▶ **SOURCE MATERIAL**:
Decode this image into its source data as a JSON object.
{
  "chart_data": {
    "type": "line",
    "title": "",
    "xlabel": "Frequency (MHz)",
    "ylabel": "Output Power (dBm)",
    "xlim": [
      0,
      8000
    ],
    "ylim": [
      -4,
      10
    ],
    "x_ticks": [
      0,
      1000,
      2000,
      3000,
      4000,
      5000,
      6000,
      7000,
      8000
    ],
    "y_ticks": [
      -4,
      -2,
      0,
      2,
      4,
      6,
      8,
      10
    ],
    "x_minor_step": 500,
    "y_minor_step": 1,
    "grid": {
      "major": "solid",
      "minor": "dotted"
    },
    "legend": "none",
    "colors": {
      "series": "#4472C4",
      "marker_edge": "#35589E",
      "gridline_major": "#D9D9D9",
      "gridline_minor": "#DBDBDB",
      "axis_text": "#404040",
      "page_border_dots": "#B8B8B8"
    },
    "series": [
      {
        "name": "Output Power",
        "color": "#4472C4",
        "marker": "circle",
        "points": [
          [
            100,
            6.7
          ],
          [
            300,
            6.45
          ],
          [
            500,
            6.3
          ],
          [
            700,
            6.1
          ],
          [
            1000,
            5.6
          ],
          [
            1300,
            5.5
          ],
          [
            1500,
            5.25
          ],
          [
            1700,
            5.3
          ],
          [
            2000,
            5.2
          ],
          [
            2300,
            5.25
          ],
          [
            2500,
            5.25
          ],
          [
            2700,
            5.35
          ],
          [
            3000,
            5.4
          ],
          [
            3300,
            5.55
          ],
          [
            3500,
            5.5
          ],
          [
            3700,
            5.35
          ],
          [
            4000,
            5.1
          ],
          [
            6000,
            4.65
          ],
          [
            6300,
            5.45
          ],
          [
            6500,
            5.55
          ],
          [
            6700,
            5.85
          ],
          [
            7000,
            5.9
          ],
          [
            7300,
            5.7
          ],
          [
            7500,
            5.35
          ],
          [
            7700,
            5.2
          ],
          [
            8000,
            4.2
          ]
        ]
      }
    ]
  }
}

▶ **WRITTEN REQUEST**: Please set down each line of the records exactly as given.

▶ **TASK OUTPUT**:
Decode this image into its source data as a JSON object.
{
  "chart_data": {
    "type": "line",
    "title": "",
    "xlabel": "Frequency (MHz)",
    "ylabel": "Output Power (dBm)",
    "xlim": [
      0,
      8000
    ],
    "ylim": [
      -4,
      10
    ],
    "x_ticks": [
      0,
      1000,
      2000,
      3000,
      4000,
      5000,
      6000,
      7000,
      8000
    ],
    "y_ticks": [
      -4,
      -2,
      0,
      2,
      4,
      6,
      8,
      10
    ],
    "x_minor_step": 500,
    "y_minor_step": 1,
    "grid": {
      "major": "solid",
      "minor": "dotted"
    },
    "legend": "none",
    "colors": {
      "series": "#4472C4",
      "marker_edge": "#35589E",
      "gridline_major": "#D9D9D9",
      "gridline_minor": "#DBDBDB",
      "axis_text": "#404040",
      "page_border_dots": "#B8B8B8"
    },
    "series": [
      {
        "name": "Output Power",
        "color": "#4472C4",
        "marker": "circle",
        "points": [
          [
            100,
            6.7
          ],
          [
            300,
            6.45
          ],
          [
            500,
            6.3
          ],
          [
            700,
            6.1
          ],
          [
            1000,
            5.6
          ],
          [
            1300,
            5.5
          ],
          [
            1500,
            5.25
          ],
          [
            1700,
            5.3
          ],
          [
            2000,
            5.2
          ],
          [
            2300,
            5.25
          ],
          [
            2500,
            5.25
          ],
          [
            2700,
            5.35
          ],
          [
            3000,
            5.4
          ],
          [
            3300,
            5.55
          ],
          [
            3500,
            5.5
          ],
          [
            3700,
            5.35
          ],
          [
            4000,
            5.1
          ],
          [
            6000,
            4.65
          ],
          [
            6300,
            5.45
          ],
          [
            6500,
            5.55
          ],
          [
            6700,
            5.85
          ],
          [
            7000,
            5.9
          ],
          [
            7300,
            5.7
          ],
          [
            7500,
            5.35
          ],
          [
            7700,
            5.2
          ],
          [
            8000,
            4.2
          ]
        ]
      }
    ]
  }
}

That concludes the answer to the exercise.